::: Dataset content :::

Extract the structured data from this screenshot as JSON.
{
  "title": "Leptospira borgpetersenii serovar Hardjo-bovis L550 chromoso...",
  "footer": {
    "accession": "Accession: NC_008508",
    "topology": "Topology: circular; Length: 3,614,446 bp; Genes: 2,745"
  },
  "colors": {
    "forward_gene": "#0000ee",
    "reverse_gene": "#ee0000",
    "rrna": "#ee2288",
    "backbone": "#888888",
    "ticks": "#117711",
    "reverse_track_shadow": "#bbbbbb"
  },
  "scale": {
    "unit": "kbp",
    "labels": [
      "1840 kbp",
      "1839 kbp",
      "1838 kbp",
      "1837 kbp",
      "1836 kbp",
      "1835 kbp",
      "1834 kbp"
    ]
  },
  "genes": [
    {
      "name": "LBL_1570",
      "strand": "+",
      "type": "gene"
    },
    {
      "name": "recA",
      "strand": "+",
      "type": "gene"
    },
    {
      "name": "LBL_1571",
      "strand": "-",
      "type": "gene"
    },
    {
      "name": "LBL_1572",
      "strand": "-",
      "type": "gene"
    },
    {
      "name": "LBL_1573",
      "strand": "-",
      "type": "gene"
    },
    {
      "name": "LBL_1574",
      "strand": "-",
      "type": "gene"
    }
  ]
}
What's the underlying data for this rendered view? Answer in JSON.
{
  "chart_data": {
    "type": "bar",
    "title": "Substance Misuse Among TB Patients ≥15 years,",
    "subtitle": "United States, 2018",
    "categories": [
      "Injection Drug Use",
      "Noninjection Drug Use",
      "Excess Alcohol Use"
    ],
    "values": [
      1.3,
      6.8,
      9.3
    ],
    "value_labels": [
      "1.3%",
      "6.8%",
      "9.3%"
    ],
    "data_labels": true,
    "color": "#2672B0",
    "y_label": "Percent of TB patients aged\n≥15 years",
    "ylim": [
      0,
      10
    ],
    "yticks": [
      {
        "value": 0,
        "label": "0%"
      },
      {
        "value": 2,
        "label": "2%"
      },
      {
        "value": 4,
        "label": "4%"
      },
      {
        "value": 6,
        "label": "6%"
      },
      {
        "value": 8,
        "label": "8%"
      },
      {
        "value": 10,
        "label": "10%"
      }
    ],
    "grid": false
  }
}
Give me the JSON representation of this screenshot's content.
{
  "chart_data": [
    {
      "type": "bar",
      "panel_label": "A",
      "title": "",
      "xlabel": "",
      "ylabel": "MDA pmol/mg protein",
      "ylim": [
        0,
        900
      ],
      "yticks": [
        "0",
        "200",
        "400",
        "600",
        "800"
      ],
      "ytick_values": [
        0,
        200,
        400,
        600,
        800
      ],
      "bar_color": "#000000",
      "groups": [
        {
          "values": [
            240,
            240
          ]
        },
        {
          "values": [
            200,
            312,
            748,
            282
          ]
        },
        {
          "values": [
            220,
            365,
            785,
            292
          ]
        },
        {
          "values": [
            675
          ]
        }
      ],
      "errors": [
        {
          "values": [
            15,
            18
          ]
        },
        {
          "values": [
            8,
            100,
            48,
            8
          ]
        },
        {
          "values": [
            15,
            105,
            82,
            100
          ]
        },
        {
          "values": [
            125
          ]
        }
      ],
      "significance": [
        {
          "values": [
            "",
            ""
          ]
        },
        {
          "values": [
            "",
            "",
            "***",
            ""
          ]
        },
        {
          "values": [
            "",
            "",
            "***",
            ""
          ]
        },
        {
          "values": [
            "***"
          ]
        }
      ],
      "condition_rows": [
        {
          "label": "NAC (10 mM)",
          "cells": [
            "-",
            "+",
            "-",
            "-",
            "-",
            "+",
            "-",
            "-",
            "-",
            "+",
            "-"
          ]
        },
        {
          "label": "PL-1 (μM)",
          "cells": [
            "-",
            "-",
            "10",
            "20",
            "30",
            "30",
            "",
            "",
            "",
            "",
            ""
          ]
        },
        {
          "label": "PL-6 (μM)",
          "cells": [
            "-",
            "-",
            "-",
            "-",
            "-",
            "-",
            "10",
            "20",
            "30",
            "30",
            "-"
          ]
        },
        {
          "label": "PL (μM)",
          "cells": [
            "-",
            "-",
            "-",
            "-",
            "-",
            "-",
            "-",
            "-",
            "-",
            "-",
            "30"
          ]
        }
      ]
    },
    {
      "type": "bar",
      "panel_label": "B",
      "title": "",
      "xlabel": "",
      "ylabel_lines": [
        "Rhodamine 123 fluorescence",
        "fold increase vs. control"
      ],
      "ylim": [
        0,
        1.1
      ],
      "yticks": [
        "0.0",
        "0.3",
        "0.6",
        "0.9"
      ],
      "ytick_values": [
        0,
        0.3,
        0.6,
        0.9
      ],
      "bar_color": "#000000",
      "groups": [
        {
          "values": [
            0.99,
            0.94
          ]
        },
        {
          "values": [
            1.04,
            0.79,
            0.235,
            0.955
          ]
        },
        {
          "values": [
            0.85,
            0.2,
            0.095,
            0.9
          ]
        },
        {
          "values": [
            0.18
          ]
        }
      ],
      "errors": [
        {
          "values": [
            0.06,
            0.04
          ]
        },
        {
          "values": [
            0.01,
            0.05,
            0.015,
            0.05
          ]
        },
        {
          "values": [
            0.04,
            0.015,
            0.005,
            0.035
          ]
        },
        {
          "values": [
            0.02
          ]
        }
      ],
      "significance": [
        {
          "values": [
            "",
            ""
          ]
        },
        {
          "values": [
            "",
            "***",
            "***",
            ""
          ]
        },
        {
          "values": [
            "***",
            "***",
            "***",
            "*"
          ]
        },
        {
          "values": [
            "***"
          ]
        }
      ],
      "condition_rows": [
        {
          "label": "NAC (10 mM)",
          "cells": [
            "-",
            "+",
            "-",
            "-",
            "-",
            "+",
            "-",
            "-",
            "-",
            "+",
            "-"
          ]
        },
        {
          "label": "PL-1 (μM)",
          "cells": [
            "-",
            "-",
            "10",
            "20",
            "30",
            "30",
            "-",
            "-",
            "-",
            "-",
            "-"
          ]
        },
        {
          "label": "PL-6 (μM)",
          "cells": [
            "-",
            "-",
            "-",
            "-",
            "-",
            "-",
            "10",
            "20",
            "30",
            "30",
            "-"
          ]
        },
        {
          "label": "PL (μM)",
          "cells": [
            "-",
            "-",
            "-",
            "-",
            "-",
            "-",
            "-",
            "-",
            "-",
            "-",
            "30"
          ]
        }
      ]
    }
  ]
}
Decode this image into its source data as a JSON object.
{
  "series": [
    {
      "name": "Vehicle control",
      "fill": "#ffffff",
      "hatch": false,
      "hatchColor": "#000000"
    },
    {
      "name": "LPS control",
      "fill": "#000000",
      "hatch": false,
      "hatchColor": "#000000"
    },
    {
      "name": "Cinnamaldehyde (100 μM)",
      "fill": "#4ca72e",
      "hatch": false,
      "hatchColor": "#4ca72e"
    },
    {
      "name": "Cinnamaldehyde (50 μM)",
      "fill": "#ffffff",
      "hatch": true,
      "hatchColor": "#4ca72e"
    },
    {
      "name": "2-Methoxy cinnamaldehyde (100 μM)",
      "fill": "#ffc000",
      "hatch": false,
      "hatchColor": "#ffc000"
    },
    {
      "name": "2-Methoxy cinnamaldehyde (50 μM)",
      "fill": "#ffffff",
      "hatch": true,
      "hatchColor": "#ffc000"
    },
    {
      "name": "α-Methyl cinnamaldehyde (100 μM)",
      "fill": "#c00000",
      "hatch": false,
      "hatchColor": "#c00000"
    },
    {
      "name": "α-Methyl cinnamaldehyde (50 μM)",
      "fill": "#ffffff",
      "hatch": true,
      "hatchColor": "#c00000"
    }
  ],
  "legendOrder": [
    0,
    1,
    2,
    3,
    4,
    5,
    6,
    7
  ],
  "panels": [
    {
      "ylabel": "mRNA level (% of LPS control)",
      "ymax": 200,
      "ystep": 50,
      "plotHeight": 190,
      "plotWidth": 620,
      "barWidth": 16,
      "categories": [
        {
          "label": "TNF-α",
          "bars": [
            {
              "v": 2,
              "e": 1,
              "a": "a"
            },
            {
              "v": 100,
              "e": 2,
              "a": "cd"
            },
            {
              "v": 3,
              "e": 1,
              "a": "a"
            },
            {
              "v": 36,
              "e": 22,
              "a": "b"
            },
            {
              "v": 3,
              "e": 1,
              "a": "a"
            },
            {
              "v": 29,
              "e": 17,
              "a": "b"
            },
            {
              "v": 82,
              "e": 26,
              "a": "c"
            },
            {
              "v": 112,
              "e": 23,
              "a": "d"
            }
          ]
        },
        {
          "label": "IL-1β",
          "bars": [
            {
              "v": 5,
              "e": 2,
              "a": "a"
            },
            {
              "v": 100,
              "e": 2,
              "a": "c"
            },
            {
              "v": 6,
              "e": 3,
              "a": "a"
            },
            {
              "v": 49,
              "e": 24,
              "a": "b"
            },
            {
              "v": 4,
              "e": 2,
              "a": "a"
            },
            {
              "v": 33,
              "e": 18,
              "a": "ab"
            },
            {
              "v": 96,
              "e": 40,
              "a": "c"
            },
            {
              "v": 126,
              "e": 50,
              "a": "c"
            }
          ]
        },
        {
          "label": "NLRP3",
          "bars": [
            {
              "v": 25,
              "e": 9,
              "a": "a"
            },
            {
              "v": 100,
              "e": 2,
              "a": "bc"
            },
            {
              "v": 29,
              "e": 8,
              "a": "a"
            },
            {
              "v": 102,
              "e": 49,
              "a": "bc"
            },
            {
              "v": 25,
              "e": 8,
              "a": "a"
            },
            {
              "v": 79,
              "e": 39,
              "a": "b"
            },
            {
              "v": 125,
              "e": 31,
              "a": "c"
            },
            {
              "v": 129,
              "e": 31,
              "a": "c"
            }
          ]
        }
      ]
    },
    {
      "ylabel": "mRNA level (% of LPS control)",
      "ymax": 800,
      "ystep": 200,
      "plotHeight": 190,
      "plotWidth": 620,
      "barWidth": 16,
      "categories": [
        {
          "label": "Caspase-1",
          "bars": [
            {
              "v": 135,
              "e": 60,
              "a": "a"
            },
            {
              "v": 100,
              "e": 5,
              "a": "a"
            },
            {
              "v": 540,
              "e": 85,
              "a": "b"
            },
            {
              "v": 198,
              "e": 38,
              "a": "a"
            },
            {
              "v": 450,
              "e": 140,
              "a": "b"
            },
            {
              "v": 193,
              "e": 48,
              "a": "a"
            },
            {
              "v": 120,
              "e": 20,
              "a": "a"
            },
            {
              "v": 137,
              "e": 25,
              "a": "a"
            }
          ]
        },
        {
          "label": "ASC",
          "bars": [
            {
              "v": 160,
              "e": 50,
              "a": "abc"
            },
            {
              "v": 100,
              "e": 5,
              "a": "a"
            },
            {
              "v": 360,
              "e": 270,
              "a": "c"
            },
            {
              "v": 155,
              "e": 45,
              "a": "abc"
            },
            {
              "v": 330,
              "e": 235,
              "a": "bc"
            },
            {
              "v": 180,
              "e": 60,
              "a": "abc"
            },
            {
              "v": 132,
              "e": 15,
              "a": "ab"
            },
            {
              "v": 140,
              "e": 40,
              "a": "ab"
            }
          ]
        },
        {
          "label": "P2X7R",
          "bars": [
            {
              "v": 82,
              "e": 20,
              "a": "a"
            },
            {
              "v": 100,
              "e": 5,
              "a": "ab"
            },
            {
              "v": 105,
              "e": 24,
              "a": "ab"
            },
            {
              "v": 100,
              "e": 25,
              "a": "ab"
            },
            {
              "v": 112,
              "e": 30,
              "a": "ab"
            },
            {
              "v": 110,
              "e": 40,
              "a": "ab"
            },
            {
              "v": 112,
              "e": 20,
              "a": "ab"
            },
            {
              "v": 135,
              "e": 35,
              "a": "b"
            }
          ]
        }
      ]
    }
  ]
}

:::

Across all the entries, count the lines that contain "control", and state nothing but the total.

5